— PROBLEM TO SOLVE —
Below are entries. Pull out all lines containing "ανδρικά".

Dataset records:

--- start ---

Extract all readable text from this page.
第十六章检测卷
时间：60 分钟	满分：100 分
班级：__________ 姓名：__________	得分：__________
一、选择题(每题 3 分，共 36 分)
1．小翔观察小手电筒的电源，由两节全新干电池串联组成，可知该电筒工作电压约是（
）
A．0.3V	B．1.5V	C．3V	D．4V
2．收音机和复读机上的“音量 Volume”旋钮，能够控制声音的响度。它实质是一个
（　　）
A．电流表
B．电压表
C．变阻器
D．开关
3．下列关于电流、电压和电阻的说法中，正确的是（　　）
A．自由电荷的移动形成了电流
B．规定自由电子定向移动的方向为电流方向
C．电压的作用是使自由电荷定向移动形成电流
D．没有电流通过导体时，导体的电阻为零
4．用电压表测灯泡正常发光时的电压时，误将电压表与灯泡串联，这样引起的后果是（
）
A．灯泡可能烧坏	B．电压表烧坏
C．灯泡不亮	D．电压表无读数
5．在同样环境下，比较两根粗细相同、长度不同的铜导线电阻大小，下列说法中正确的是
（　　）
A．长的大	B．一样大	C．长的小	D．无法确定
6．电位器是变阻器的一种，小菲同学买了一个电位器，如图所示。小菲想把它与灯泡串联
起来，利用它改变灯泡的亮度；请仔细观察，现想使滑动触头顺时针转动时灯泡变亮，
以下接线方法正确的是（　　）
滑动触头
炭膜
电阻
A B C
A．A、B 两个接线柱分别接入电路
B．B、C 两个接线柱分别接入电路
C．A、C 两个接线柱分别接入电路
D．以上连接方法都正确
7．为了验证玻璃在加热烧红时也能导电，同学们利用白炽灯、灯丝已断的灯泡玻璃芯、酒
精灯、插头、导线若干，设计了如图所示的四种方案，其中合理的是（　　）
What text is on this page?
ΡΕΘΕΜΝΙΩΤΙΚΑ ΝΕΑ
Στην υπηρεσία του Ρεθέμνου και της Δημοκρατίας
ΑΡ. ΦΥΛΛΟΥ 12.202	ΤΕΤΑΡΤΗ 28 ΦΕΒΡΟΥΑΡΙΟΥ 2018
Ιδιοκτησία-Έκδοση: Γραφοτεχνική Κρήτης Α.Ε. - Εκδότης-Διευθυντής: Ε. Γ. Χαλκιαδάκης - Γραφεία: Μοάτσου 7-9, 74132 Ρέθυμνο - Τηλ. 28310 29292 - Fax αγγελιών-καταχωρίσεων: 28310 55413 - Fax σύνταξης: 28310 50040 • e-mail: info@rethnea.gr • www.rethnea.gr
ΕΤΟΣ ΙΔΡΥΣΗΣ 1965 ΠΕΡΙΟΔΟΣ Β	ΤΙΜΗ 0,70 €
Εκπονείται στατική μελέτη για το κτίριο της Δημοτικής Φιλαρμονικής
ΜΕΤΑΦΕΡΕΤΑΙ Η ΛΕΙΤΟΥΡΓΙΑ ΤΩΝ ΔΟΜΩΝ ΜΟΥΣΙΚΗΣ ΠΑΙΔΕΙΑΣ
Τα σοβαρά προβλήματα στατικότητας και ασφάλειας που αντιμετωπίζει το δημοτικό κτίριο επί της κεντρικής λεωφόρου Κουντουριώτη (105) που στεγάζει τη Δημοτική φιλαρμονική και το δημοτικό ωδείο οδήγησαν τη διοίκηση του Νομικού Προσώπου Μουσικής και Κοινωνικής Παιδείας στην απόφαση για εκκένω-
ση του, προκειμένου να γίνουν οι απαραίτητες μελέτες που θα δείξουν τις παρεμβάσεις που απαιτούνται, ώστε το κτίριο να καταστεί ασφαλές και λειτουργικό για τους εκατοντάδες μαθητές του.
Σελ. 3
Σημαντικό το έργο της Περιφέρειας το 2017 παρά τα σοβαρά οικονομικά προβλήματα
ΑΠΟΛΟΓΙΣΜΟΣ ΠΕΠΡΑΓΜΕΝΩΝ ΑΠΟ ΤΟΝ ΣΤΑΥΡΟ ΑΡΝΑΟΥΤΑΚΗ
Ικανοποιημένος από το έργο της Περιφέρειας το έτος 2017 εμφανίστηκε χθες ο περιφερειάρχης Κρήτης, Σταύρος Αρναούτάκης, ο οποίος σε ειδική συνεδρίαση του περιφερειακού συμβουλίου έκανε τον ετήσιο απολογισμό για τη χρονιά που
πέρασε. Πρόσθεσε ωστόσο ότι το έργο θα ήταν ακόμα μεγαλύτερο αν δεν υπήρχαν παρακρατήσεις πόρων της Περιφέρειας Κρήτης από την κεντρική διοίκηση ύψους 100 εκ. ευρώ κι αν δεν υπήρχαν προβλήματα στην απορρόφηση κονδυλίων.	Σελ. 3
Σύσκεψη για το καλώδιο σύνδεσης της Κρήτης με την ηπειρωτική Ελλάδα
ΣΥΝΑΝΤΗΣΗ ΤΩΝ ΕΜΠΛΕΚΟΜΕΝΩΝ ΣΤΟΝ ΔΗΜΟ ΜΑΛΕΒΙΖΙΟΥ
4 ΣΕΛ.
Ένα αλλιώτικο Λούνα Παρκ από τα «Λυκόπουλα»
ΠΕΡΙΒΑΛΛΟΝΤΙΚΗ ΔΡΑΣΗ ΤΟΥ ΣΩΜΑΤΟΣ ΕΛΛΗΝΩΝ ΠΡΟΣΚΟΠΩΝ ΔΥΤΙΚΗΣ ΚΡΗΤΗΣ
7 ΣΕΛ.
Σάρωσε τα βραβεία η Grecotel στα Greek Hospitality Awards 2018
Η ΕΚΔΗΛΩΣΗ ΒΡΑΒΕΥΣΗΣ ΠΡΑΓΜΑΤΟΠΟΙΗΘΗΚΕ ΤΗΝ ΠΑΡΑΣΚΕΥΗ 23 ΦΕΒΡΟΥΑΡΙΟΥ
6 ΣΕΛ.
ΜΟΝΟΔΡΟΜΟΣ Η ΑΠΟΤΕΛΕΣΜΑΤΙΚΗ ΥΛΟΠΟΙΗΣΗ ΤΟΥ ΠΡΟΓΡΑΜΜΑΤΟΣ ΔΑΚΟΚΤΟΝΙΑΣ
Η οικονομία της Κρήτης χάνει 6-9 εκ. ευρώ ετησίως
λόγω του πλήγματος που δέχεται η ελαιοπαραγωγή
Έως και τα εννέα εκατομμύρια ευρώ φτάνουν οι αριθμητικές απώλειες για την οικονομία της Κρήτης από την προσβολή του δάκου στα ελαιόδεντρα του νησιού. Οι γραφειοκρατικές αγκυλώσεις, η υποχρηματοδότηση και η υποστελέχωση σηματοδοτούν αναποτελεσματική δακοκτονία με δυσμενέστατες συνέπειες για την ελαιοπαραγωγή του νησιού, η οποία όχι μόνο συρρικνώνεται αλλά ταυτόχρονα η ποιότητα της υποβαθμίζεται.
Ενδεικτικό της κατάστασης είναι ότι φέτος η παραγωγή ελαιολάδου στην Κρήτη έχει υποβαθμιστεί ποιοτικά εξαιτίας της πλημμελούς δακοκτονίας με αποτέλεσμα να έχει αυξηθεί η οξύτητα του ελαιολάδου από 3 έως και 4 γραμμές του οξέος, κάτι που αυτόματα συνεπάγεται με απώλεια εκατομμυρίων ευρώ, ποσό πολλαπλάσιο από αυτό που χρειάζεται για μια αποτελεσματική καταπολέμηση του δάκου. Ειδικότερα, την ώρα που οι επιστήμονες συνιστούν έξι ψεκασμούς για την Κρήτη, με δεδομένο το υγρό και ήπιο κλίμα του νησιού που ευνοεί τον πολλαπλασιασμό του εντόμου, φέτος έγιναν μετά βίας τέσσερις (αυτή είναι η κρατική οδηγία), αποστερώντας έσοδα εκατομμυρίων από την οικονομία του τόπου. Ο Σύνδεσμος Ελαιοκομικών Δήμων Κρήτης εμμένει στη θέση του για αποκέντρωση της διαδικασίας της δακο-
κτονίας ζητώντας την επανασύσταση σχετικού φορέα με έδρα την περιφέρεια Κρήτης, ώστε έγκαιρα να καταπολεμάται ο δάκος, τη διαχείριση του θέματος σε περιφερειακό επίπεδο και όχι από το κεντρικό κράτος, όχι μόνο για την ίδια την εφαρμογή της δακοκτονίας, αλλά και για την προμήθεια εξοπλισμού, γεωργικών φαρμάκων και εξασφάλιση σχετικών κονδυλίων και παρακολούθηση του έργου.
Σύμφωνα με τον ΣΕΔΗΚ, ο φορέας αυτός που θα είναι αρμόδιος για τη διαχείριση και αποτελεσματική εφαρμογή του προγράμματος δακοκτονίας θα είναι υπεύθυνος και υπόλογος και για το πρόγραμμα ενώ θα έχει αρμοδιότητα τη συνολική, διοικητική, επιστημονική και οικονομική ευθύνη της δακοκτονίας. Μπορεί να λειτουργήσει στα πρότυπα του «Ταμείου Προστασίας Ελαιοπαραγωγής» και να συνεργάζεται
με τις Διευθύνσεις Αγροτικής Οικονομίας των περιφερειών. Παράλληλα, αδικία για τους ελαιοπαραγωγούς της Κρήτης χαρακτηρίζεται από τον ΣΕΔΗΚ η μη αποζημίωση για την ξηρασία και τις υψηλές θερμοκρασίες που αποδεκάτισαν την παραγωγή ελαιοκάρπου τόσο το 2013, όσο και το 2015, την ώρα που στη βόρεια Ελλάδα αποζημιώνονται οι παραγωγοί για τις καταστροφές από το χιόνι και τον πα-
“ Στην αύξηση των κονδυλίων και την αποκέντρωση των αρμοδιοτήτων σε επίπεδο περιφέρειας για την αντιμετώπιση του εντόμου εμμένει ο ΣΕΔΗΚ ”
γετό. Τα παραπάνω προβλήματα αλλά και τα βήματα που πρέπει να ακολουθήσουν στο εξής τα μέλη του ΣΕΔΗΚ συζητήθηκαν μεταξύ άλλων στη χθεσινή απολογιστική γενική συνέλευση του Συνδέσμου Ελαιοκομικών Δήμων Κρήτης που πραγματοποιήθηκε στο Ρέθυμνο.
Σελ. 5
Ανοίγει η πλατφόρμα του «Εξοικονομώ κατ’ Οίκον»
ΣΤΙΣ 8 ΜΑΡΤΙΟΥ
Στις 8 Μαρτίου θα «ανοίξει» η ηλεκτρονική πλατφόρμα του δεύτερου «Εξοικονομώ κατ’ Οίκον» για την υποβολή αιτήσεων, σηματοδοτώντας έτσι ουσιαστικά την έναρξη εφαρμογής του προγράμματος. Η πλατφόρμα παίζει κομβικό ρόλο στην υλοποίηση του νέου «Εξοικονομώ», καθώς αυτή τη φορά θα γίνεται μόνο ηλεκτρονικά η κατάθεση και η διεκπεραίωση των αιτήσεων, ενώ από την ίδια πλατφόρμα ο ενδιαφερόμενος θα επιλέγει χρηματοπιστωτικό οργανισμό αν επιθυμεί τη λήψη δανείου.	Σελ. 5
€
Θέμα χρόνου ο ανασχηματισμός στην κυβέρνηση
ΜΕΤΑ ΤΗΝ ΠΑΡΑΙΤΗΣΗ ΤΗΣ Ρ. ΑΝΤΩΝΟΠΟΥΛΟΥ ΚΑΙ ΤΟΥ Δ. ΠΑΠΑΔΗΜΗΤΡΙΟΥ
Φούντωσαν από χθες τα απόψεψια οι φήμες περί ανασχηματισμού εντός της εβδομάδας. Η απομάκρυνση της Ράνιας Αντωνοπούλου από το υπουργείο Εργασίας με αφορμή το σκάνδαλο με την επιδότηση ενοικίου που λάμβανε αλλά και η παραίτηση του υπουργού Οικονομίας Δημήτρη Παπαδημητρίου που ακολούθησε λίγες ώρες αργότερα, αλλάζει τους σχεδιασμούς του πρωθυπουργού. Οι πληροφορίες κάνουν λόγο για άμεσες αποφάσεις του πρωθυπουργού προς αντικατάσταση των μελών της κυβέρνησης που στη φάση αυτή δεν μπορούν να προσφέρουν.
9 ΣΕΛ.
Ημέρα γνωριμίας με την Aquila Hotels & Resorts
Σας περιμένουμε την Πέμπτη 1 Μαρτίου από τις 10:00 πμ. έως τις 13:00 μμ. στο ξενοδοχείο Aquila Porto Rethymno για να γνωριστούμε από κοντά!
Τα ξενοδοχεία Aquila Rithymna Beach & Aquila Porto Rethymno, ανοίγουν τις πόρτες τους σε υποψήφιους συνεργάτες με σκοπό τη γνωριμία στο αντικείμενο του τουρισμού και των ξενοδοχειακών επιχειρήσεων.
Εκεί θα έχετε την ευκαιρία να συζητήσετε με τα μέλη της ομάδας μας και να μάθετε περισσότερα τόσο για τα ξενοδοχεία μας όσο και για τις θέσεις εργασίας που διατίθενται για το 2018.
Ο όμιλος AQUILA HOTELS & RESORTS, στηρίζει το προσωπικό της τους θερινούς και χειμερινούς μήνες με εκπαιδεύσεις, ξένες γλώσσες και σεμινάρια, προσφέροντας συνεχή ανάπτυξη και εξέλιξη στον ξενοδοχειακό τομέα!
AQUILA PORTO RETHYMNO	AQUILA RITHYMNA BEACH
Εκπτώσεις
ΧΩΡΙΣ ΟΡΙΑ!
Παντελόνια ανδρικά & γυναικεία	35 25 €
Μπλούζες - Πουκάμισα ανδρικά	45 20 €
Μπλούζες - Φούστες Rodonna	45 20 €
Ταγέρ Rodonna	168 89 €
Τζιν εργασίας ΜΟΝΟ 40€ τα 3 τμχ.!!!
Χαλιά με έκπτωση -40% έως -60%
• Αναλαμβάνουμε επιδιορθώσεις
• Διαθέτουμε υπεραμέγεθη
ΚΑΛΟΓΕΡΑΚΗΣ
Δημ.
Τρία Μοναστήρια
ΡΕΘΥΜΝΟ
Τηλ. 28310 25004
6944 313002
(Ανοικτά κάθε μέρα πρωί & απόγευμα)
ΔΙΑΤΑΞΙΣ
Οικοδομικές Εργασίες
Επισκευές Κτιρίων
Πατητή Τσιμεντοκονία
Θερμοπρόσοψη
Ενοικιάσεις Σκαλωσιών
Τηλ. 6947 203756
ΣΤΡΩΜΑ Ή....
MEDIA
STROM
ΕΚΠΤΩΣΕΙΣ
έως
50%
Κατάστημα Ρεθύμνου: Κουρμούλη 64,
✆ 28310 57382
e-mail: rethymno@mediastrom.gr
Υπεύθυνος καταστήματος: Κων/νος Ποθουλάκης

--- end ---

— EXPECTED ANSWER —
Παντελόνια ανδρικά & γυναικεία	35 25 €
Μπλούζες - Πουκάμισα ανδρικά	45 20 €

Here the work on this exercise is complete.